- The task:
Count, in the entries below, the lines in which "this" occurs. Give the number, nothing more.

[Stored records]
_ _ _ _ _

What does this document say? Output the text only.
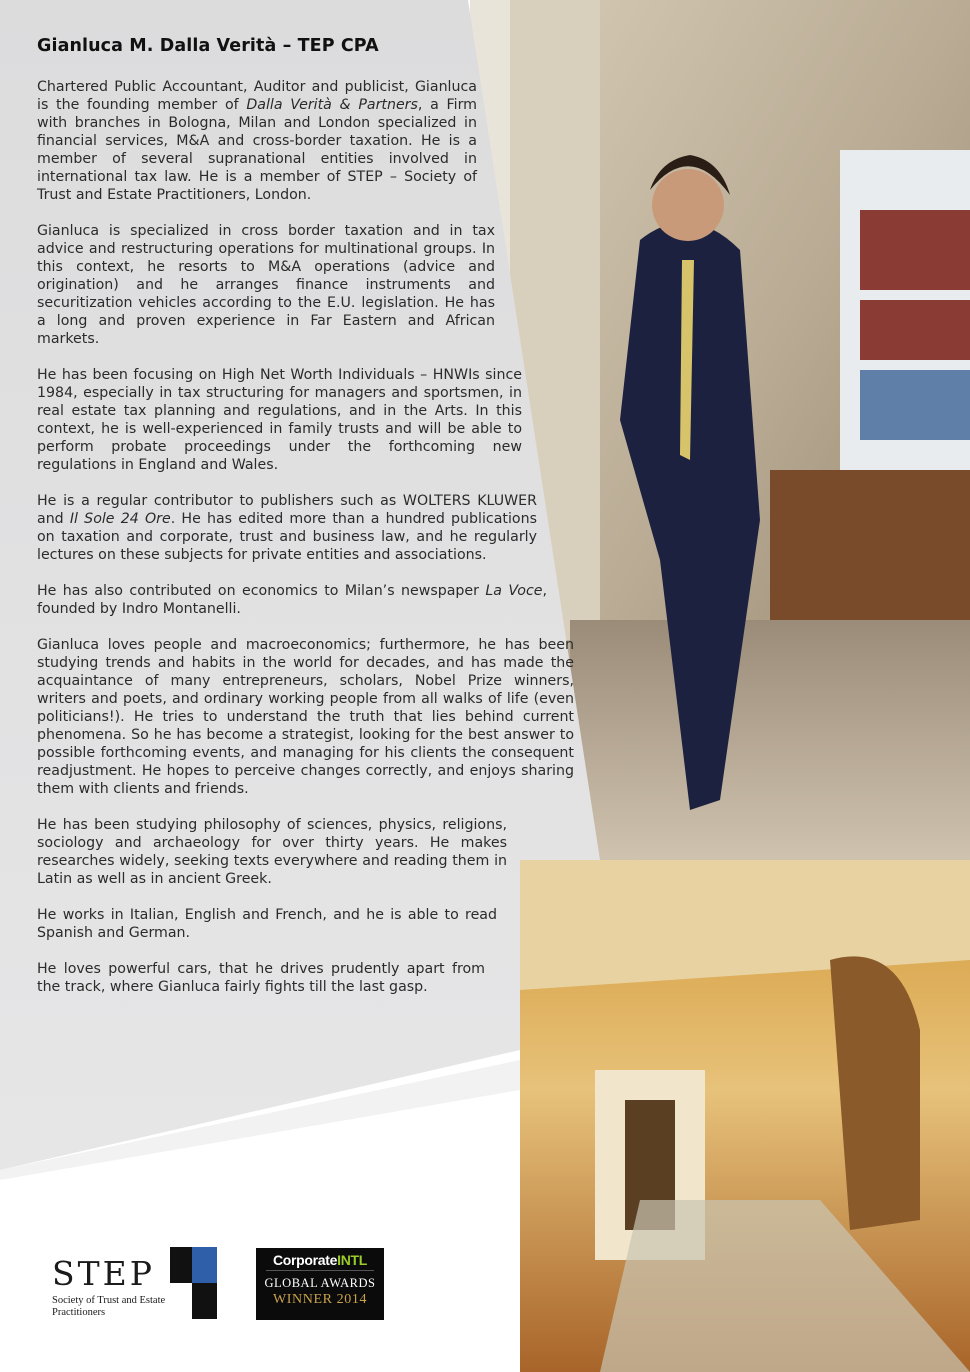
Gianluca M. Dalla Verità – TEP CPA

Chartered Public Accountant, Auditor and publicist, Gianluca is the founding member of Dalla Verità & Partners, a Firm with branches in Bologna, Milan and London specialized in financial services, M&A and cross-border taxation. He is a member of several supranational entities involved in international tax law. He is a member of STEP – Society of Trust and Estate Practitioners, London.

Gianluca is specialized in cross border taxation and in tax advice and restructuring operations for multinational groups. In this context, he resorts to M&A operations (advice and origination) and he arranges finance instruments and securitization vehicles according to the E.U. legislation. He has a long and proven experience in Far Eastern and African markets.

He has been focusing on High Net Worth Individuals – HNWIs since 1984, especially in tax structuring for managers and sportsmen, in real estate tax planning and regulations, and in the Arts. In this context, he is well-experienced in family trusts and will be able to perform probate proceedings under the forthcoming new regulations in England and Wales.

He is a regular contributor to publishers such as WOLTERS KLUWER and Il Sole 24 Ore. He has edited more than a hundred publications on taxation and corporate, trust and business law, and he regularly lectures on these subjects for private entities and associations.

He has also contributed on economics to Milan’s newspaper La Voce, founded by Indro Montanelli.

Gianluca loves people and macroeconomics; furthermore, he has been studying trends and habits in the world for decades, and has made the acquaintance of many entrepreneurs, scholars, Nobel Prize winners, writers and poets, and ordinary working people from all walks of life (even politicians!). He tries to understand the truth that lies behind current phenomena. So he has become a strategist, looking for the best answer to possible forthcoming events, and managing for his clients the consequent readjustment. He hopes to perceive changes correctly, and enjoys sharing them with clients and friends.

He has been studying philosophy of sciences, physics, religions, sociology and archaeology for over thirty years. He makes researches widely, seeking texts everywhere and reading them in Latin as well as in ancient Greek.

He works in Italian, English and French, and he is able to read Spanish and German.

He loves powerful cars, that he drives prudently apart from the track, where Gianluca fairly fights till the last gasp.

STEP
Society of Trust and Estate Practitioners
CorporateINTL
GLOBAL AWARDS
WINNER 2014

_ _ _ _ _

- Answer in full:
3